Dataset entries on figures:

★ ★ ★

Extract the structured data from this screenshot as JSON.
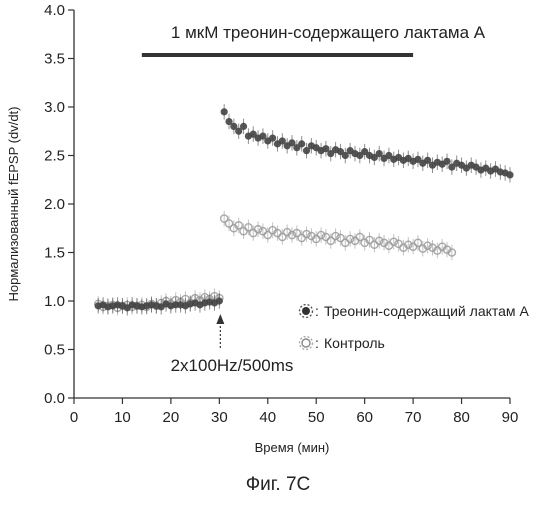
{
  "chart_data": {
    "type": "scatter",
    "title": "",
    "caption": "Фиг. 7C",
    "xlabel": "Время (мин)",
    "ylabel": "Нормализованный fEPSP (dv/dt)",
    "xlim": [
      0,
      90
    ],
    "ylim": [
      0.0,
      4.0
    ],
    "x_ticks": [
      0,
      10,
      20,
      30,
      40,
      50,
      60,
      70,
      80,
      90
    ],
    "y_ticks": [
      "0.0",
      "0.5",
      "1.0",
      "1.5",
      "2.0",
      "2.5",
      "3.0",
      "3.5",
      "4.0"
    ],
    "treatment_bar": {
      "label": "1 мкМ треонин-содержащего лактама А",
      "x_start": 14,
      "x_end": 70
    },
    "stimulus": {
      "label": "2x100Hz/500ms",
      "x": 30
    },
    "legend": [
      "Треонин-содержащий лактам А",
      "Контроль"
    ],
    "series": [
      {
        "name": "Треонин-содержащий лактам А",
        "marker": "filled",
        "color": "#444444",
        "x": [
          5,
          6,
          7,
          8,
          9,
          10,
          11,
          12,
          13,
          14,
          15,
          16,
          17,
          18,
          19,
          20,
          21,
          22,
          23,
          24,
          25,
          26,
          27,
          28,
          29,
          30,
          31,
          32,
          33,
          34,
          35,
          36,
          37,
          38,
          39,
          40,
          41,
          42,
          43,
          44,
          45,
          46,
          47,
          48,
          49,
          50,
          51,
          52,
          53,
          54,
          55,
          56,
          57,
          58,
          59,
          60,
          61,
          62,
          63,
          64,
          65,
          66,
          67,
          68,
          69,
          70,
          71,
          72,
          73,
          74,
          75,
          76,
          77,
          78,
          79,
          80,
          81,
          82,
          83,
          84,
          85,
          86,
          87,
          88,
          89,
          90
        ],
        "y": [
          0.95,
          0.96,
          0.94,
          0.95,
          0.96,
          0.95,
          0.93,
          0.96,
          0.95,
          0.94,
          0.95,
          0.96,
          0.95,
          0.94,
          0.97,
          0.95,
          0.96,
          0.96,
          0.95,
          0.97,
          0.98,
          0.96,
          0.98,
          0.99,
          0.98,
          1.0,
          2.95,
          2.85,
          2.8,
          2.75,
          2.8,
          2.7,
          2.72,
          2.68,
          2.7,
          2.65,
          2.68,
          2.62,
          2.65,
          2.6,
          2.63,
          2.58,
          2.62,
          2.55,
          2.6,
          2.58,
          2.55,
          2.57,
          2.52,
          2.56,
          2.54,
          2.5,
          2.55,
          2.52,
          2.5,
          2.54,
          2.5,
          2.48,
          2.52,
          2.47,
          2.5,
          2.46,
          2.48,
          2.45,
          2.47,
          2.44,
          2.46,
          2.42,
          2.45,
          2.4,
          2.43,
          2.41,
          2.44,
          2.38,
          2.42,
          2.4,
          2.37,
          2.4,
          2.38,
          2.35,
          2.37,
          2.34,
          2.36,
          2.33,
          2.32,
          2.3
        ]
      },
      {
        "name": "Контроль",
        "marker": "hollow",
        "color": "#9a9a9a",
        "x": [
          5,
          6,
          7,
          8,
          9,
          10,
          11,
          12,
          13,
          14,
          15,
          16,
          17,
          18,
          19,
          20,
          21,
          22,
          23,
          24,
          25,
          26,
          27,
          28,
          29,
          30,
          31,
          32,
          33,
          34,
          35,
          36,
          37,
          38,
          39,
          40,
          41,
          42,
          43,
          44,
          45,
          46,
          47,
          48,
          49,
          50,
          51,
          52,
          53,
          54,
          55,
          56,
          57,
          58,
          59,
          60,
          61,
          62,
          63,
          64,
          65,
          66,
          67,
          68,
          69,
          70,
          71,
          72,
          73,
          74,
          75,
          76,
          77,
          78
        ],
        "y": [
          0.97,
          0.94,
          0.95,
          0.96,
          0.93,
          0.95,
          0.96,
          0.94,
          0.95,
          0.96,
          0.94,
          0.97,
          0.95,
          0.98,
          1.0,
          0.97,
          1.01,
          0.99,
          1.02,
          0.98,
          1.03,
          1.01,
          1.04,
          1.02,
          1.05,
          1.03,
          1.85,
          1.8,
          1.75,
          1.78,
          1.72,
          1.76,
          1.7,
          1.74,
          1.72,
          1.68,
          1.73,
          1.7,
          1.66,
          1.71,
          1.68,
          1.7,
          1.65,
          1.69,
          1.67,
          1.64,
          1.68,
          1.66,
          1.62,
          1.67,
          1.65,
          1.6,
          1.64,
          1.62,
          1.66,
          1.6,
          1.63,
          1.58,
          1.62,
          1.6,
          1.57,
          1.61,
          1.59,
          1.55,
          1.58,
          1.56,
          1.6,
          1.54,
          1.57,
          1.55,
          1.52,
          1.56,
          1.53,
          1.5
        ]
      }
    ]
  }
}
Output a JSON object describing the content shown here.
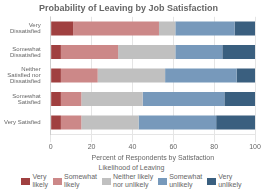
{
  "chart_data": {
    "type": "bar",
    "orientation": "horizontal",
    "stacked": true,
    "title": "Probability of Leaving by Job Satisfaction",
    "xlabel": "Percent of Respondents by Satisfaction",
    "categories": [
      "Very\nDissatisfied",
      "Somewhat\nDissatisfied",
      "Neither\nSatisfied nor\nDissatisfied",
      "Somewhat\nSatisfied",
      "Very Satisfied"
    ],
    "series": [
      {
        "name": "Very\nlikely",
        "color": "#a04040",
        "values": [
          11,
          5,
          5,
          5,
          5
        ]
      },
      {
        "name": "Somewhat\nlikely",
        "color": "#cc8888",
        "values": [
          42,
          28,
          18,
          10,
          10
        ]
      },
      {
        "name": "Neither likely\nnor unlikely",
        "color": "#c0c0c0",
        "values": [
          8,
          28,
          33,
          30,
          28
        ]
      },
      {
        "name": "Somewhat\nunlikely",
        "color": "#7799bb",
        "values": [
          29,
          23,
          35,
          40,
          38
        ]
      },
      {
        "name": "Very\nunlikely",
        "color": "#3a5f7f",
        "values": [
          10,
          16,
          9,
          15,
          19
        ]
      }
    ],
    "xlim": [
      0,
      100
    ],
    "xticks": [
      0,
      20,
      40,
      60,
      80,
      100
    ],
    "grid": true,
    "legend": "bottom",
    "legend_title": "Likelihood of Leaving"
  }
}
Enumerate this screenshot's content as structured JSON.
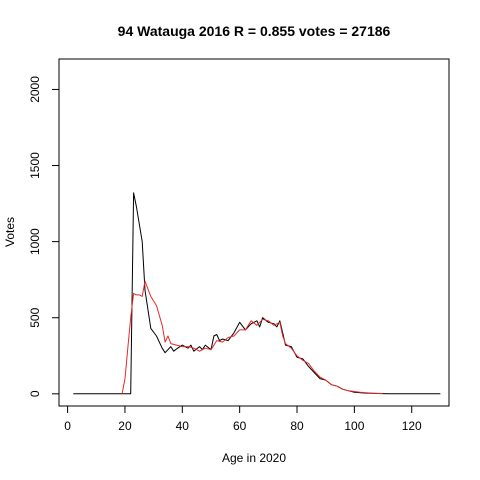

★ ★ ★

Pictures are not part of the copy; output everything else in the records exactly.

• _Exercise response_:
Extract the structured data from this screenshot as JSON.
{
  "chart_data": {
    "type": "scatter",
    "title": "",
    "caption": "Фиг. 7C",
    "xlabel": "Время (мин)",
    "ylabel": "Нормализованный fEPSP (dv/dt)",
    "xlim": [
      0,
      90
    ],
    "ylim": [
      0.0,
      4.0
    ],
    "x_ticks": [
      0,
      10,
      20,
      30,
      40,
      50,
      60,
      70,
      80,
      90
    ],
    "y_ticks": [
      "0.0",
      "0.5",
      "1.0",
      "1.5",
      "2.0",
      "2.5",
      "3.0",
      "3.5",
      "4.0"
    ],
    "treatment_bar": {
      "label": "1 мкМ треонин-содержащего лактама А",
      "x_start": 14,
      "x_end": 70
    },
    "stimulus": {
      "label": "2x100Hz/500ms",
      "x": 30
    },
    "legend": [
      "Треонин-содержащий лактам А",
      "Контроль"
    ],
    "series": [
      {
        "name": "Треонин-содержащий лактам А",
        "marker": "filled",
        "color": "#444444",
        "x": [
          5,
          6,
          7,
          8,
          9,
          10,
          11,
          12,
          13,
          14,
          15,
          16,
          17,
          18,
          19,
          20,
          21,
          22,
          23,
          24,
          25,
          26,
          27,
          28,
          29,
          30,
          31,
          32,
          33,
          34,
          35,
          36,
          37,
          38,
          39,
          40,
          41,
          42,
          43,
          44,
          45,
          46,
          47,
          48,
          49,
          50,
          51,
          52,
          53,
          54,
          55,
          56,
          57,
          58,
          59,
          60,
          61,
          62,
          63,
          64,
          65,
          66,
          67,
          68,
          69,
          70,
          71,
          72,
          73,
          74,
          75,
          76,
          77,
          78,
          79,
          80,
          81,
          82,
          83,
          84,
          85,
          86,
          87,
          88,
          89,
          90
        ],
        "y": [
          0.95,
          0.96,
          0.94,
          0.95,
          0.96,
          0.95,
          0.93,
          0.96,
          0.95,
          0.94,
          0.95,
          0.96,
          0.95,
          0.94,
          0.97,
          0.95,
          0.96,
          0.96,
          0.95,
          0.97,
          0.98,
          0.96,
          0.98,
          0.99,
          0.98,
          1.0,
          2.95,
          2.85,
          2.8,
          2.75,
          2.8,
          2.7,
          2.72,
          2.68,
          2.7,
          2.65,
          2.68,
          2.62,
          2.65,
          2.6,
          2.63,
          2.58,
          2.62,
          2.55,
          2.6,
          2.58,
          2.55,
          2.57,
          2.52,
          2.56,
          2.54,
          2.5,
          2.55,
          2.52,
          2.5,
          2.54,
          2.5,
          2.48,
          2.52,
          2.47,
          2.5,
          2.46,
          2.48,
          2.45,
          2.47,
          2.44,
          2.46,
          2.42,
          2.45,
          2.4,
          2.43,
          2.41,
          2.44,
          2.38,
          2.42,
          2.4,
          2.37,
          2.4,
          2.38,
          2.35,
          2.37,
          2.34,
          2.36,
          2.33,
          2.32,
          2.3
        ]
      },
      {
        "name": "Контроль",
        "marker": "hollow",
        "color": "#9a9a9a",
        "x": [
          5,
          6,
          7,
          8,
          9,
          10,
          11,
          12,
          13,
          14,
          15,
          16,
          17,
          18,
          19,
          20,
          21,
          22,
          23,
          24,
          25,
          26,
          27,
          28,
          29,
          30,
          31,
          32,
          33,
          34,
          35,
          36,
          37,
          38,
          39,
          40,
          41,
          42,
          43,
          44,
          45,
          46,
          47,
          48,
          49,
          50,
          51,
          52,
          53,
          54,
          55,
          56,
          57,
          58,
          59,
          60,
          61,
          62,
          63,
          64,
          65,
          66,
          67,
          68,
          69,
          70,
          71,
          72,
          73,
          74,
          75,
          76,
          77,
          78
        ],
        "y": [
          0.97,
          0.94,
          0.95,
          0.96,
          0.93,
          0.95,
          0.96,
          0.94,
          0.95,
          0.96,
          0.94,
          0.97,
          0.95,
          0.98,
          1.0,
          0.97,
          1.01,
          0.99,
          1.02,
          0.98,
          1.03,
          1.01,
          1.04,
          1.02,
          1.05,
          1.03,
          1.85,
          1.8,
          1.75,
          1.78,
          1.72,
          1.76,
          1.7,
          1.74,
          1.72,
          1.68,
          1.73,
          1.7,
          1.66,
          1.71,
          1.68,
          1.7,
          1.65,
          1.69,
          1.67,
          1.64,
          1.68,
          1.66,
          1.62,
          1.67,
          1.65,
          1.6,
          1.64,
          1.62,
          1.66,
          1.6,
          1.63,
          1.58,
          1.62,
          1.6,
          1.57,
          1.61,
          1.59,
          1.55,
          1.58,
          1.56,
          1.6,
          1.54,
          1.57,
          1.55,
          1.52,
          1.56,
          1.53,
          1.5
        ]
      }
    ]
  }
}
Output a JSON object describing the content shown here.
{
  "chart_data": {
    "type": "bar",
    "orientation": "horizontal",
    "stacked": true,
    "title": "Probability of Leaving by Job Satisfaction",
    "xlabel": "Percent of Respondents by Satisfaction",
    "categories": [
      "Very\nDissatisfied",
      "Somewhat\nDissatisfied",
      "Neither\nSatisfied nor\nDissatisfied",
      "Somewhat\nSatisfied",
      "Very Satisfied"
    ],
    "series": [
      {
        "name": "Very\nlikely",
        "color": "#a04040",
        "values": [
          11,
          5,
          5,
          5,
          5
        ]
      },
      {
        "name": "Somewhat\nlikely",
        "color": "#cc8888",
        "values": [
          42,
          28,
          18,
          10,
          10
        ]
      },
      {
        "name": "Neither likely\nnor unlikely",
        "color": "#c0c0c0",
        "values": [
          8,
          28,
          33,
          30,
          28
        ]
      },
      {
        "name": "Somewhat\nunlikely",
        "color": "#7799bb",
        "values": [
          29,
          23,
          35,
          40,
          38
        ]
      },
      {
        "name": "Very\nunlikely",
        "color": "#3a5f7f",
        "values": [
          10,
          16,
          9,
          15,
          19
        ]
      }
    ],
    "xlim": [
      0,
      100
    ],
    "xticks": [
      0,
      20,
      40,
      60,
      80,
      100
    ],
    "grid": true,
    "legend": "bottom",
    "legend_title": "Likelihood of Leaving"
  }
}
Enumerate this screenshot's content as structured JSON.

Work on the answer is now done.